-- Requirement --
Could you reproduce every one of the entries below word for word, without changing a character?

+++++

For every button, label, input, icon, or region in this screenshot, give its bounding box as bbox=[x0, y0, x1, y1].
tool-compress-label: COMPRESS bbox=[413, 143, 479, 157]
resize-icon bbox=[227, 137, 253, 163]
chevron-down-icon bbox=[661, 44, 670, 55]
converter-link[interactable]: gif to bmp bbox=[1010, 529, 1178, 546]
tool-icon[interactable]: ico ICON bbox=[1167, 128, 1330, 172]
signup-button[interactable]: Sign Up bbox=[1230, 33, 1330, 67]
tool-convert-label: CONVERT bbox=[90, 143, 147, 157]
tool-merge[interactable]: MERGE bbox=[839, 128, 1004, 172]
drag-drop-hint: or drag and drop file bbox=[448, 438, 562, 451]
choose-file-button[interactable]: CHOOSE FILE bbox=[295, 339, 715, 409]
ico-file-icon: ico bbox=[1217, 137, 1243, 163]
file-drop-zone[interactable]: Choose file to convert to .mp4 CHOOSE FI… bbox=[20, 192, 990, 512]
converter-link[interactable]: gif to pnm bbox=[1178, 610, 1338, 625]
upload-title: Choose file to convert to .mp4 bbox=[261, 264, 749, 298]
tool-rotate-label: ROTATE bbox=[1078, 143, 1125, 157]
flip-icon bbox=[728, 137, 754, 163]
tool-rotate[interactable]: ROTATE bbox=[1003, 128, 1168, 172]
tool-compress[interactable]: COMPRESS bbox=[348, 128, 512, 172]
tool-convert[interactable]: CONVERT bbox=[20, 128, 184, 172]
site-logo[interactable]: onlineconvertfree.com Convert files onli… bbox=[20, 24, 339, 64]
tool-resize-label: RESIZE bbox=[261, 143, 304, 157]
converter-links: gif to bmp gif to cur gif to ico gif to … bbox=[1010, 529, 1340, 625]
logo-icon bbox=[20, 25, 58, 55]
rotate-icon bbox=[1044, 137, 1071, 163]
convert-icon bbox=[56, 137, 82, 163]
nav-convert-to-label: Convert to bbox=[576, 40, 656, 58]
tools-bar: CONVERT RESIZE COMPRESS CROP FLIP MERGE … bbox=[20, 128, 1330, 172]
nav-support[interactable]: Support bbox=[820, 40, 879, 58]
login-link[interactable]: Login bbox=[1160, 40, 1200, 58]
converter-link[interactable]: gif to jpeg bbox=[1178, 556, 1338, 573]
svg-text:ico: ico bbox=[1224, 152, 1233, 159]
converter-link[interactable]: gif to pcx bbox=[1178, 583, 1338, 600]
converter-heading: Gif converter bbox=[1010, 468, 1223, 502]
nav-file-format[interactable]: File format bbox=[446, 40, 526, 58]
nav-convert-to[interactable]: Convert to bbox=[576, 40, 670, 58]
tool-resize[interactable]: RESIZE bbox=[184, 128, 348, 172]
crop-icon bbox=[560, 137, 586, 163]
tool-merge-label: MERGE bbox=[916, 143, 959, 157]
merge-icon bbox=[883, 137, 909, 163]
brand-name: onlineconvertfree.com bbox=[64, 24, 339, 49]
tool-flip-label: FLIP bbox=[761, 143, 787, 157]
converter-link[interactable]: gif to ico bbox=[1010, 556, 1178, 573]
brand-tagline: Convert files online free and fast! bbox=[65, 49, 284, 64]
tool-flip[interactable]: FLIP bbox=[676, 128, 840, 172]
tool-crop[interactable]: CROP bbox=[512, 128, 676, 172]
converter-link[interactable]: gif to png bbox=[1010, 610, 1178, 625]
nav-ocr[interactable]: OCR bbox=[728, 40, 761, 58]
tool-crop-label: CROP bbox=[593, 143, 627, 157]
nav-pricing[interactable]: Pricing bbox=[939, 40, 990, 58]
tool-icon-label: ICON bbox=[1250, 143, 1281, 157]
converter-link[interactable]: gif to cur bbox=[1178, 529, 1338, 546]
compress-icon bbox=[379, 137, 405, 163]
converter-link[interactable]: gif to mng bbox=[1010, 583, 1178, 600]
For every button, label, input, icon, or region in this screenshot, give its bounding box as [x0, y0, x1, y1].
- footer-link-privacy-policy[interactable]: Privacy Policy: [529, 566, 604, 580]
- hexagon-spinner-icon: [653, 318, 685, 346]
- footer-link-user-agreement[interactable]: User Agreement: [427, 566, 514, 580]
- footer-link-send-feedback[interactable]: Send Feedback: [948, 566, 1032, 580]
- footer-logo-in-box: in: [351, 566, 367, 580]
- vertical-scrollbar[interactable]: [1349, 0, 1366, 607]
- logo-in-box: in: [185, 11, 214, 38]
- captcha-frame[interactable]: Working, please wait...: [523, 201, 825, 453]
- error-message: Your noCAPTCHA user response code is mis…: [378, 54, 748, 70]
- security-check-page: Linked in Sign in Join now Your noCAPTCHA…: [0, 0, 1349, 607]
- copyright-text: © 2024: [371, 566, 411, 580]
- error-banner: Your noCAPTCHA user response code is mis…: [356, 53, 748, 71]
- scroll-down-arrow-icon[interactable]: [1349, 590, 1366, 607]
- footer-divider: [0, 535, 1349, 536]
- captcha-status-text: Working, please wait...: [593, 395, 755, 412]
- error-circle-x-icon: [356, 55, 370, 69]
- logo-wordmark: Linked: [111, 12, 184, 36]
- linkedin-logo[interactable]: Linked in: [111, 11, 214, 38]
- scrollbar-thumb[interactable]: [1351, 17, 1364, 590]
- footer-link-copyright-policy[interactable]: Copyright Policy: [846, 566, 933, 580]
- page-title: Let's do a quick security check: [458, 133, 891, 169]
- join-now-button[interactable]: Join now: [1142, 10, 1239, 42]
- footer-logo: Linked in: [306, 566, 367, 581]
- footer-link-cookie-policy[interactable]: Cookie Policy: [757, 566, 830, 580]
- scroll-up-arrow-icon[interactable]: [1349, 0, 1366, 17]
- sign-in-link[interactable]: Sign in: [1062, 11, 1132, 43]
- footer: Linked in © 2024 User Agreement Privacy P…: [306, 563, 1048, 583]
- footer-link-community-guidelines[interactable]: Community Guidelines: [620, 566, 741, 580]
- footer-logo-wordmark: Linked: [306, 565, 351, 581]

+++++

-- Reply --
For every button, label, input, icon, or region in this screenshot, give its bounding box as bbox=[x0, y0, x1, y1].
tool-compress-label: COMPRESS bbox=[413, 143, 479, 157]
resize-icon bbox=[227, 137, 253, 163]
chevron-down-icon bbox=[661, 44, 670, 55]
converter-link[interactable]: gif to bmp bbox=[1010, 529, 1178, 546]
tool-icon[interactable]: ico ICON bbox=[1167, 128, 1330, 172]
signup-button[interactable]: Sign Up bbox=[1230, 33, 1330, 67]
tool-convert-label: CONVERT bbox=[90, 143, 147, 157]
tool-merge[interactable]: MERGE bbox=[839, 128, 1004, 172]
drag-drop-hint: or drag and drop file bbox=[448, 438, 562, 451]
choose-file-button[interactable]: CHOOSE FILE bbox=[295, 339, 715, 409]
ico-file-icon: ico bbox=[1217, 137, 1243, 163]
file-drop-zone[interactable]: Choose file to convert to .mp4 CHOOSE FI… bbox=[20, 192, 990, 512]
converter-link[interactable]: gif to pnm bbox=[1178, 610, 1338, 625]
upload-title: Choose file to convert to .mp4 bbox=[261, 264, 749, 298]
tool-rotate-label: ROTATE bbox=[1078, 143, 1125, 157]
flip-icon bbox=[728, 137, 754, 163]
tool-rotate[interactable]: ROTATE bbox=[1003, 128, 1168, 172]
tool-compress[interactable]: COMPRESS bbox=[348, 128, 512, 172]
tool-convert[interactable]: CONVERT bbox=[20, 128, 184, 172]
site-logo[interactable]: onlineconvertfree.com Convert files onli… bbox=[20, 24, 339, 64]
tool-resize-label: RESIZE bbox=[261, 143, 304, 157]
converter-links: gif to bmp gif to cur gif to ico gif to … bbox=[1010, 529, 1340, 625]
logo-icon bbox=[20, 25, 58, 55]
rotate-icon bbox=[1044, 137, 1071, 163]
convert-icon bbox=[56, 137, 82, 163]
nav-convert-to-label: Convert to bbox=[576, 40, 656, 58]
tools-bar: CONVERT RESIZE COMPRESS CROP FLIP MERGE … bbox=[20, 128, 1330, 172]
nav-support[interactable]: Support bbox=[820, 40, 879, 58]
login-link[interactable]: Login bbox=[1160, 40, 1200, 58]
converter-link[interactable]: gif to jpeg bbox=[1178, 556, 1338, 573]
svg-text:ico: ico bbox=[1224, 152, 1233, 159]
converter-link[interactable]: gif to pcx bbox=[1178, 583, 1338, 600]
converter-heading: Gif converter bbox=[1010, 468, 1223, 502]
nav-file-format[interactable]: File format bbox=[446, 40, 526, 58]
nav-convert-to[interactable]: Convert to bbox=[576, 40, 670, 58]
tool-resize[interactable]: RESIZE bbox=[184, 128, 348, 172]
crop-icon bbox=[560, 137, 586, 163]
tool-merge-label: MERGE bbox=[916, 143, 959, 157]
merge-icon bbox=[883, 137, 909, 163]
brand-name: onlineconvertfree.com bbox=[64, 24, 339, 49]
tool-flip-label: FLIP bbox=[761, 143, 787, 157]
converter-link[interactable]: gif to ico bbox=[1010, 556, 1178, 573]
brand-tagline: Convert files online free and fast! bbox=[65, 49, 284, 64]
tool-flip[interactable]: FLIP bbox=[676, 128, 840, 172]
tool-crop[interactable]: CROP bbox=[512, 128, 676, 172]
converter-link[interactable]: gif to png bbox=[1010, 610, 1178, 625]
nav-ocr[interactable]: OCR bbox=[728, 40, 761, 58]
tool-crop-label: CROP bbox=[593, 143, 627, 157]
nav-pricing[interactable]: Pricing bbox=[939, 40, 990, 58]
tool-icon-label: ICON bbox=[1250, 143, 1281, 157]
converter-link[interactable]: gif to cur bbox=[1178, 529, 1338, 546]
compress-icon bbox=[379, 137, 405, 163]
converter-link[interactable]: gif to mng bbox=[1010, 583, 1178, 600]
For every button, label, input, icon, or region in this screenshot, give its bounding box as [x0, y0, x1, y1].
- footer-link-privacy-policy[interactable]: Privacy Policy: [529, 566, 604, 580]
- hexagon-spinner-icon: [653, 318, 685, 346]
- footer-link-user-agreement[interactable]: User Agreement: [427, 566, 514, 580]
- footer-link-send-feedback[interactable]: Send Feedback: [948, 566, 1032, 580]
- footer-logo-in-box: in: [351, 566, 367, 580]
- vertical-scrollbar[interactable]: [1349, 0, 1366, 607]
- logo-in-box: in: [185, 11, 214, 38]
- captcha-frame[interactable]: Working, please wait...: [523, 201, 825, 453]
- error-message: Your noCAPTCHA user response code is mis…: [378, 54, 748, 70]
- security-check-page: Linked in Sign in Join now Your noCAPTCHA…: [0, 0, 1349, 607]
- copyright-text: © 2024: [371, 566, 411, 580]
- error-banner: Your noCAPTCHA user response code is mis…: [356, 53, 748, 71]
- scroll-down-arrow-icon[interactable]: [1349, 590, 1366, 607]
- footer-divider: [0, 535, 1349, 536]
- captcha-status-text: Working, please wait...: [593, 395, 755, 412]
- error-circle-x-icon: [356, 55, 370, 69]
- logo-wordmark: Linked: [111, 12, 184, 36]
- linkedin-logo[interactable]: Linked in: [111, 11, 214, 38]
- scrollbar-thumb[interactable]: [1351, 17, 1364, 590]
- footer-link-copyright-policy[interactable]: Copyright Policy: [846, 566, 933, 580]
- page-title: Let's do a quick security check: [458, 133, 891, 169]
- join-now-button[interactable]: Join now: [1142, 10, 1239, 42]
- footer-logo: Linked in: [306, 566, 367, 581]
- footer-link-cookie-policy[interactable]: Cookie Policy: [757, 566, 830, 580]
- scroll-up-arrow-icon[interactable]: [1349, 0, 1366, 17]
- sign-in-link[interactable]: Sign in: [1062, 11, 1132, 43]
- footer: Linked in © 2024 User Agreement Privacy P…: [306, 563, 1048, 583]
- footer-link-community-guidelines[interactable]: Community Guidelines: [620, 566, 741, 580]
- footer-logo-wordmark: Linked: [306, 565, 351, 581]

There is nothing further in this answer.